WHAT THE EXERCISE ASKS - Will you quote all of the entries, word for word?

TASK INPUT -
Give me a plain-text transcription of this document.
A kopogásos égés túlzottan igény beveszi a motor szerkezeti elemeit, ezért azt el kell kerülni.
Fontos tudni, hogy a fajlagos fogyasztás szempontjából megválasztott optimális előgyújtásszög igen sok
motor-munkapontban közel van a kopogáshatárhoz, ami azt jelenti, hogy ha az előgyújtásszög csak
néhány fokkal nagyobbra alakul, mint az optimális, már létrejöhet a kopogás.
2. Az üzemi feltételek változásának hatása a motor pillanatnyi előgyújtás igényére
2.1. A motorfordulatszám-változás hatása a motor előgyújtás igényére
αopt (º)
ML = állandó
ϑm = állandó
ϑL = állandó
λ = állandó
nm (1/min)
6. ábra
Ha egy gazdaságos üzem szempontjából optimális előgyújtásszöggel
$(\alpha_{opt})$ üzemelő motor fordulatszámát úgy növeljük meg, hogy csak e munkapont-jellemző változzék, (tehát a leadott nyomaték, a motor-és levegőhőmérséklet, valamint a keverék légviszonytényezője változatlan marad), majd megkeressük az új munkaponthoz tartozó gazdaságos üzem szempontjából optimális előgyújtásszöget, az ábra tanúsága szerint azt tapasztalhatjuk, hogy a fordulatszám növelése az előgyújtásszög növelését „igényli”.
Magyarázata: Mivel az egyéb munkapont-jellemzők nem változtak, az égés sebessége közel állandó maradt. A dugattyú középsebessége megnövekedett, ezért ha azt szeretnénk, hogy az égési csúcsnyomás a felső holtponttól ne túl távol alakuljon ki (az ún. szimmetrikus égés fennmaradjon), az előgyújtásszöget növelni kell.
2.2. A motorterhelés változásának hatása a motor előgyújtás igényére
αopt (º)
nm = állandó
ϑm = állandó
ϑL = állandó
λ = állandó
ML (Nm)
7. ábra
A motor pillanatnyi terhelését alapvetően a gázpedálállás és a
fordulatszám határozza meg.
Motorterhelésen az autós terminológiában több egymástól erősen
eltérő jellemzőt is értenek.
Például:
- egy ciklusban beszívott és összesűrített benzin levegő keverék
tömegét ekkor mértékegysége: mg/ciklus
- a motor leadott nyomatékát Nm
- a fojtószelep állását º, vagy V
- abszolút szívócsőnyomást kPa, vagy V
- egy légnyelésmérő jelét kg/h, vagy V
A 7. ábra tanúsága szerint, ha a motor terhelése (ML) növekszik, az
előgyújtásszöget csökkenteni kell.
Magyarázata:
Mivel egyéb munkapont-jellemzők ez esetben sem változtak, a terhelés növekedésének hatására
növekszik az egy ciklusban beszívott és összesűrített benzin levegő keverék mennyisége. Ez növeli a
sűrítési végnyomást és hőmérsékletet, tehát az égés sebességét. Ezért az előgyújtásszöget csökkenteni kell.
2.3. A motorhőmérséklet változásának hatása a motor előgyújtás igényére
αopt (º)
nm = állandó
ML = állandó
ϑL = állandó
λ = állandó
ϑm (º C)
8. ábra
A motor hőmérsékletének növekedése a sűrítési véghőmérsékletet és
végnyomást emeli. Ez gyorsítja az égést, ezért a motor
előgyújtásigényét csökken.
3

ANSWER TO THIS EXERCISE -
Give me a plain-text transcription of this document.
A kopogásos égés túlzottan igény beveszi a motor szerkezeti elemeit, ezért azt el kell kerülni.
Fontos tudni, hogy a fajlagos fogyasztás szempontjából megválasztott optimális előgyújtásszög igen sok
motor-munkapontban közel van a kopogáshatárhoz, ami azt jelenti, hogy ha az előgyújtásszög csak
néhány fokkal nagyobbra alakul, mint az optimális, már létrejöhet a kopogás.
2. Az üzemi feltételek változásának hatása a motor pillanatnyi előgyújtás igényére
2.1. A motorfordulatszám-változás hatása a motor előgyújtás igényére
αopt (º)
ML = állandó
ϑm = állandó
ϑL = állandó
λ = állandó
nm (1/min)
6. ábra
Ha egy gazdaságos üzem szempontjából optimális előgyújtásszöggel
$(\alpha_{opt})$ üzemelő motor fordulatszámát úgy növeljük meg, hogy csak e munkapont-jellemző változzék, (tehát a leadott nyomaték, a motor-és levegőhőmérséklet, valamint a keverék légviszonytényezője változatlan marad), majd megkeressük az új munkaponthoz tartozó gazdaságos üzem szempontjából optimális előgyújtásszöget, az ábra tanúsága szerint azt tapasztalhatjuk, hogy a fordulatszám növelése az előgyújtásszög növelését „igényli”.
Magyarázata: Mivel az egyéb munkapont-jellemzők nem változtak, az égés sebessége közel állandó maradt. A dugattyú középsebessége megnövekedett, ezért ha azt szeretnénk, hogy az égési csúcsnyomás a felső holtponttól ne túl távol alakuljon ki (az ún. szimmetrikus égés fennmaradjon), az előgyújtásszöget növelni kell.
2.2. A motorterhelés változásának hatása a motor előgyújtás igényére
αopt (º)
nm = állandó
ϑm = állandó
ϑL = állandó
λ = állandó
ML (Nm)
7. ábra
A motor pillanatnyi terhelését alapvetően a gázpedálállás és a
fordulatszám határozza meg.
Motorterhelésen az autós terminológiában több egymástól erősen
eltérő jellemzőt is értenek.
Például:
- egy ciklusban beszívott és összesűrített benzin levegő keverék
tömegét ekkor mértékegysége: mg/ciklus
- a motor leadott nyomatékát Nm
- a fojtószelep állását º, vagy V
- abszolút szívócsőnyomást kPa, vagy V
- egy légnyelésmérő jelét kg/h, vagy V
A 7. ábra tanúsága szerint, ha a motor terhelése (ML) növekszik, az
előgyújtásszöget csökkenteni kell.
Magyarázata:
Mivel egyéb munkapont-jellemzők ez esetben sem változtak, a terhelés növekedésének hatására
növekszik az egy ciklusban beszívott és összesűrített benzin levegő keverék mennyisége. Ez növeli a
sűrítési végnyomást és hőmérsékletet, tehát az égés sebességét. Ezért az előgyújtásszöget csökkenteni kell.
2.3. A motorhőmérséklet változásának hatása a motor előgyújtás igényére
αopt (º)
nm = állandó
ML = állandó
ϑL = állandó
λ = állandó
ϑm (º C)
8. ábra
A motor hőmérsékletének növekedése a sűrítési véghőmérsékletet és
végnyomást emeli. Ez gyorsítja az égést, ezért a motor
előgyújtásigényét csökken.
3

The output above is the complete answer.